> **Texte source**:
---
Jeanne d’Arc et les jeux vidéos

Publié le 09 Fév 2024
jeanne d'arc jeux vidéo
À l’occasion de la sortie de notre dernier hors-série Jeanne d’Arc, une jeune sainte pour notre temps (n°54-55), voici une revue des divers jeux vidéos existants autour du personnage de Jeanne d’Arc. Dans la plupart de ces jeux, Jeanne est présentée plus comme chef de combat que comme sainte, et le contexte y est violent.

 

Les jeux vidéo ont vu leur apparition en 1958. Dans un jeu vidéo tout se passe sur un écran où les joueurs interagissent derrière leurs ordinateurs ou leurs consoles. Ces jeux ne cessent d’évoluer et de se perfectionner. Grâce à eux il est possible désormais de découvrir l’histoire de Jeanne d’Arc, les personnages qui l’ont côtoyée et les espaces qu’elle a parcourus ; surtout, par les interactions de ces jeux, on peut agir magiquement dans ce XVe siècle apparemment si lointain, mais désormais présent.

On peut même, qui sait, modifier le destin. Jeanne est devenue un sujet important des jeux vidéo américains et japonais, pour le meilleur et pour le pire. Qu’on en juge par cette petite revue !

Évoquons d’abord un jeu qui est paru en 1988 : c’est « Joan of Arc: Siege and the Sword (le siège et l’épée) ». C’est un bon jeu de stratégie pour commencer à apprendre l’histoire de Jeanne d’Arc. Il s’agit de commander une armée française et de livrer des batailles pour le compte du Roi de France Charles VII. Il faut anéantir et pousser hors de France les Anglais qui l’occupent. Pour poursuivre l’évolution de cette épopée, il faut apprendre l’histoire de Jeanne d’Arc.
---
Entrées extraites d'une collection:
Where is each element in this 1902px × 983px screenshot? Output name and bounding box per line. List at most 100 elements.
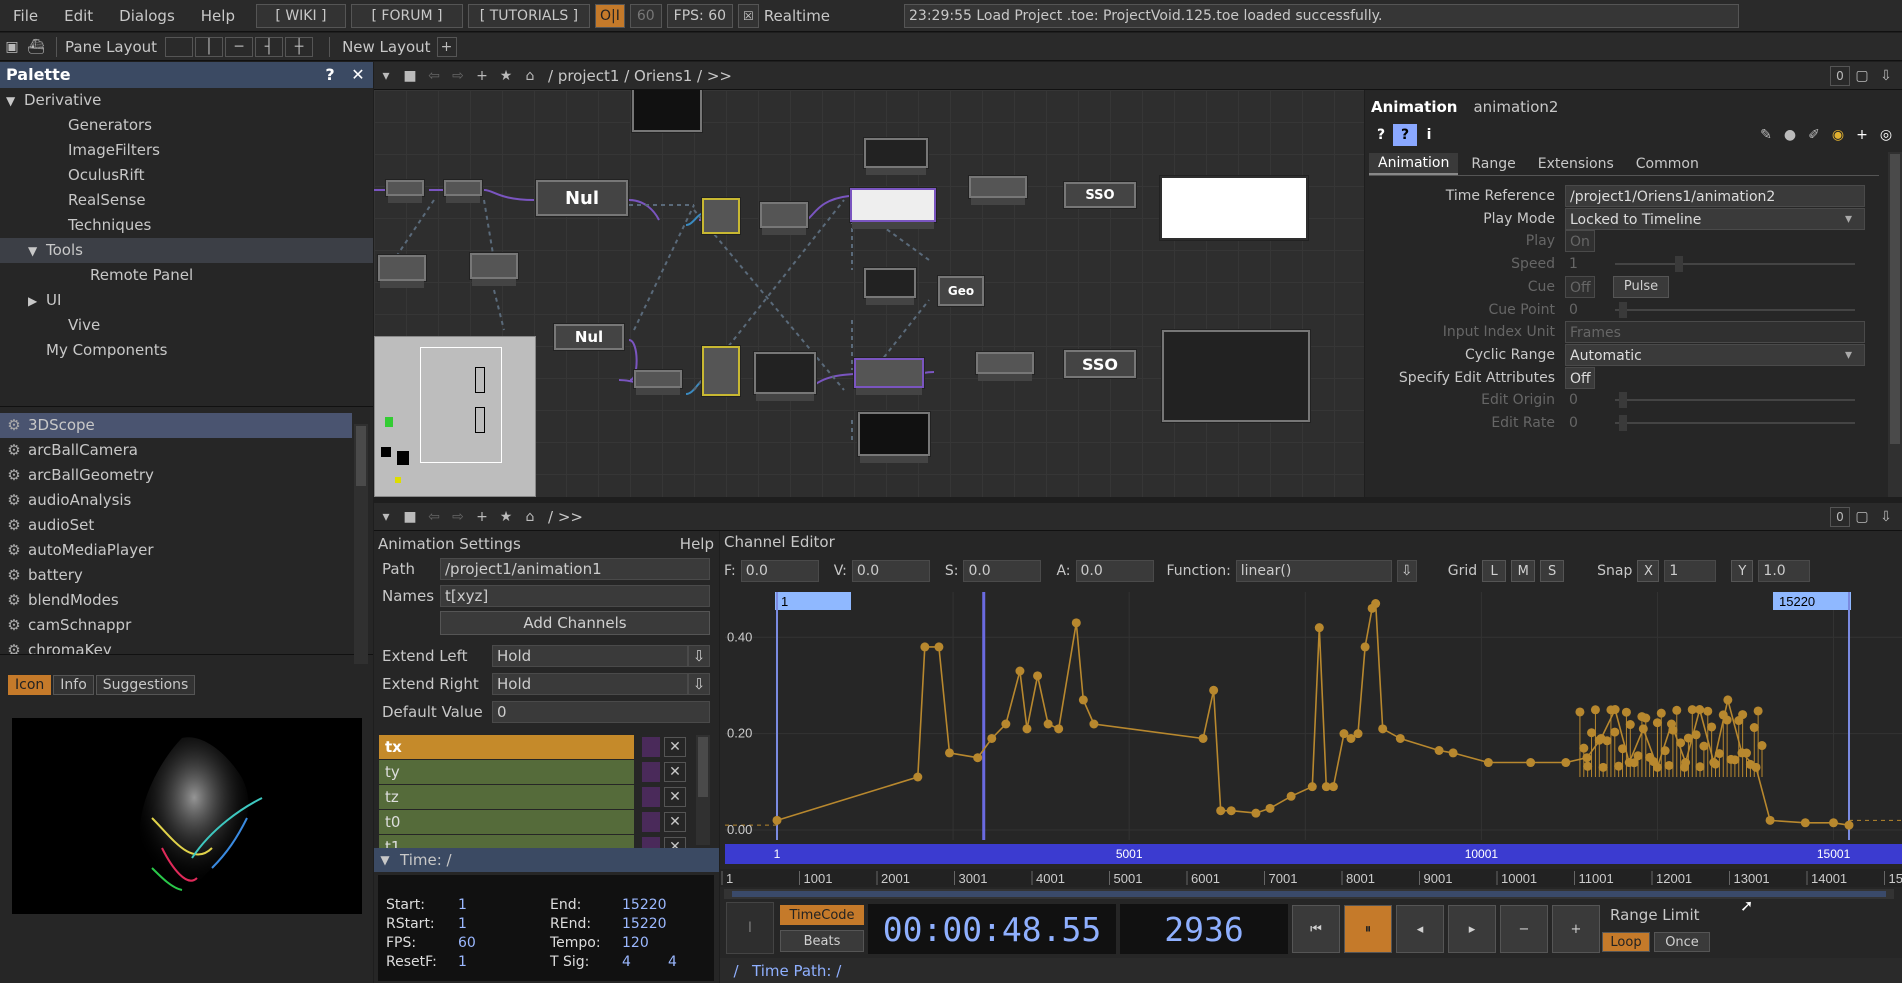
add-layout-icon[interactable]: +: [436, 36, 457, 57]
param-value[interactable]: 0: [1565, 389, 1615, 411]
beats-button[interactable]: Beats: [780, 930, 864, 952]
keyframe-point[interactable]: [1314, 623, 1324, 633]
keyframe-point[interactable]: [973, 753, 983, 763]
dropdown-icon[interactable]: ⇩: [688, 673, 710, 695]
sso-node-1[interactable]: SSO: [1064, 182, 1136, 208]
plus-transport-icon[interactable]: +: [1552, 905, 1600, 953]
pause-icon[interactable]: ⏸: [1344, 905, 1392, 953]
keyframe-point[interactable]: [1216, 806, 1226, 816]
add-icon[interactable]: +: [470, 65, 494, 87]
keyframe-point[interactable]: [1078, 695, 1088, 705]
forward-icon-2[interactable]: ⇨: [446, 506, 470, 528]
channel-color-swatch[interactable]: [642, 787, 660, 807]
fps-value[interactable]: 60: [458, 935, 476, 951]
pane-zero-button[interactable]: 0: [1830, 65, 1850, 86]
keyframe-point[interactable]: [920, 642, 930, 652]
animation-curve[interactable]: [776, 601, 1850, 826]
keyframe-point[interactable]: [1226, 806, 1236, 816]
channel-color-swatch[interactable]: [642, 737, 660, 757]
component-item[interactable]: ⚙ audioAnalysis: [0, 488, 352, 513]
keyframe-point[interactable]: [1483, 758, 1493, 768]
param-value[interactable]: 0: [1565, 412, 1615, 434]
tsig-a-value[interactable]: 4: [622, 954, 631, 970]
extend-left-select[interactable]: Hold: [492, 645, 688, 667]
keyframe-point[interactable]: [772, 815, 782, 825]
image-icon[interactable]: ▣: [0, 36, 24, 58]
param-tab[interactable]: Extensions: [1529, 154, 1623, 174]
channel-delete-icon[interactable]: ✕: [664, 812, 686, 832]
pin-icon[interactable]: ⇩: [1874, 65, 1898, 87]
slider-handle[interactable]: [1675, 256, 1683, 273]
component-item[interactable]: ⚙ battery: [0, 563, 352, 588]
time-path[interactable]: Time Path: /: [752, 962, 841, 980]
param-slider[interactable]: [1615, 392, 1855, 409]
keyframe-point[interactable]: [1071, 618, 1081, 628]
keyframe-point[interactable]: [913, 772, 923, 782]
pencil-icon[interactable]: ✎: [1754, 124, 1778, 146]
snap-x-field[interactable]: 1: [1664, 560, 1717, 582]
python-icon[interactable]: ◉: [1826, 124, 1850, 146]
function-field[interactable]: linear(): [1235, 560, 1392, 582]
tutorials-button[interactable]: [ TUTORIALS ]: [467, 3, 590, 28]
snap-x-button[interactable]: X: [1637, 560, 1660, 582]
node-n[interactable]: [854, 358, 924, 395]
tree-arrow-icon[interactable]: ▶: [28, 289, 46, 314]
s-field[interactable]: 0.0: [963, 560, 1042, 582]
node-h[interactable]: [850, 188, 936, 229]
tree-item[interactable]: ▼ Tools: [0, 238, 373, 263]
grid-l-button[interactable]: L: [1482, 560, 1507, 582]
target-icon[interactable]: ◎: [1874, 124, 1898, 146]
component-item[interactable]: ⚙ autoMediaPlayer: [0, 538, 352, 563]
tree-item[interactable]: ▶ UI: [0, 288, 373, 313]
layout-split-h-icon[interactable]: ─: [225, 36, 254, 57]
keyframe-point[interactable]: [1844, 820, 1854, 830]
node-m[interactable]: [754, 352, 816, 401]
network-path[interactable]: / project1 / Oriens1 / >>: [548, 67, 732, 85]
path-field[interactable]: /project1/animation1: [440, 558, 710, 580]
param-slider[interactable]: [1615, 256, 1855, 273]
keyframe-point[interactable]: [1033, 671, 1043, 681]
f-field[interactable]: 0.0: [740, 560, 819, 582]
null-node-2[interactable]: Nul: [554, 324, 624, 350]
param-slider[interactable]: [1615, 415, 1855, 431]
lower-path[interactable]: / >>: [548, 508, 583, 526]
keyframe-point[interactable]: [1265, 803, 1275, 813]
node-j[interactable]: [864, 268, 916, 305]
sso-node-2[interactable]: SSO: [1064, 350, 1136, 378]
keyframe-point[interactable]: [1526, 758, 1536, 768]
keyframe-point[interactable]: [1638, 724, 1648, 734]
a-field[interactable]: 0.0: [1075, 560, 1154, 582]
op-help-icon[interactable]: ?: [1393, 124, 1417, 146]
component-item[interactable]: ⚙ arcBallCamera: [0, 438, 352, 463]
channel-item[interactable]: tz: [379, 785, 634, 809]
pulse-button[interactable]: Pulse: [1613, 275, 1669, 298]
rewind-icon[interactable]: ⏮: [1292, 905, 1340, 953]
maximize-icon[interactable]: ▢: [1850, 65, 1874, 87]
param-value[interactable]: On: [1565, 230, 1595, 253]
collapse-icon[interactable]: ▼: [374, 853, 396, 867]
fps-input[interactable]: 60: [629, 3, 662, 28]
pane-menu-icon[interactable]: ▾: [374, 65, 398, 87]
channel-delete-icon[interactable]: ✕: [664, 762, 686, 782]
keyframe-point[interactable]: [1723, 695, 1733, 705]
default-value-field[interactable]: 0: [492, 701, 710, 723]
pane-menu-icon-2[interactable]: ▾: [374, 506, 398, 528]
frame-display[interactable]: 2936: [1120, 904, 1288, 954]
snap-y-field[interactable]: 1.0: [1758, 560, 1811, 582]
timecode-button[interactable]: TimeCode: [780, 905, 864, 925]
tree-item[interactable]: Generators: [0, 113, 373, 138]
param-tab[interactable]: Range: [1462, 154, 1524, 174]
comment-icon[interactable]: ●: [1778, 124, 1802, 146]
menu-file[interactable]: File: [0, 0, 51, 32]
keyframe-point[interactable]: [934, 642, 944, 652]
param-value[interactable]: Off: [1565, 275, 1595, 298]
keyframe-point[interactable]: [1378, 724, 1388, 734]
keyframe-point[interactable]: [987, 733, 997, 743]
channel-graph[interactable]: 1 15220 0.40 0.20 0.00 1 5001 10001 15001: [725, 592, 1902, 864]
timeline-ruler[interactable]: 1 1001 2001 3001 4001 5001 6001 7001 8001 9001 100…: [720, 869, 1902, 887]
channel-item[interactable]: ty: [379, 760, 634, 784]
param-value[interactable]: Automatic: [1565, 343, 1865, 366]
tree-item[interactable]: Vive: [0, 313, 373, 338]
forward-icon[interactable]: ⇨: [446, 65, 470, 87]
node-o[interactable]: [976, 352, 1034, 381]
---
> **Consigne A**: Actualisez le passage du texte sur Jeanne d'Arc et les jeux vidéo qui va de « Les jeux vidéo ont » jusqu'à « mais désormais présent. », en y remplaçant « ordinateurs » par « tablettes ».
> **Consigne B**: D'après le texte sur Jeanne d'Arc et les jeux vidéo, en quelle année le jeu « Joan of Arc: Siege and the Sword » est-il paru ?
> **Consigne C**:
Le texte sur Jeanne d'Arc et les jeux vidéo confirme-t-il chacune de ces affirmations ? Répondez par oui ou par non en citant les mots décisifs du texte.
(i) Les jeux vidéo sont apparus en 1958.
(ii) Dans la plupart de ces jeux, Jeanne est présentée avant tout comme une sainte.
(iii) Dans « Joan of Arc: Siege and the Sword », le joueur commande une armée anglaise.

> **Résultat A**:
Les jeux vidéo ont vu leur apparition en 1958. Dans un jeu vidéo tout se passe sur un écran où les joueurs interagissent derrière leurs tablettes ou leurs consoles. Ces jeux ne cessent d’évoluer et de se perfectionner. Grâce à eux il est possible désormais de découvrir l’histoire de Jeanne d’Arc, les personnages qui l’ont côtoyée et les espaces qu’elle a parcourus ; surtout, par les interactions de ces jeux, on peut agir magiquement dans ce XVe siècle apparemment si lointain, mais désormais présent.

> **Résultat B**: En 1988.

> **Résultat C**:
(i) Oui : « Les jeux vidéo ont vu leur apparition en 1958 ».
(ii) Non : « Jeanne est présentée plus comme chef de combat que comme sainte ».
(iii) Non : « Il s’agit de commander une armée française ».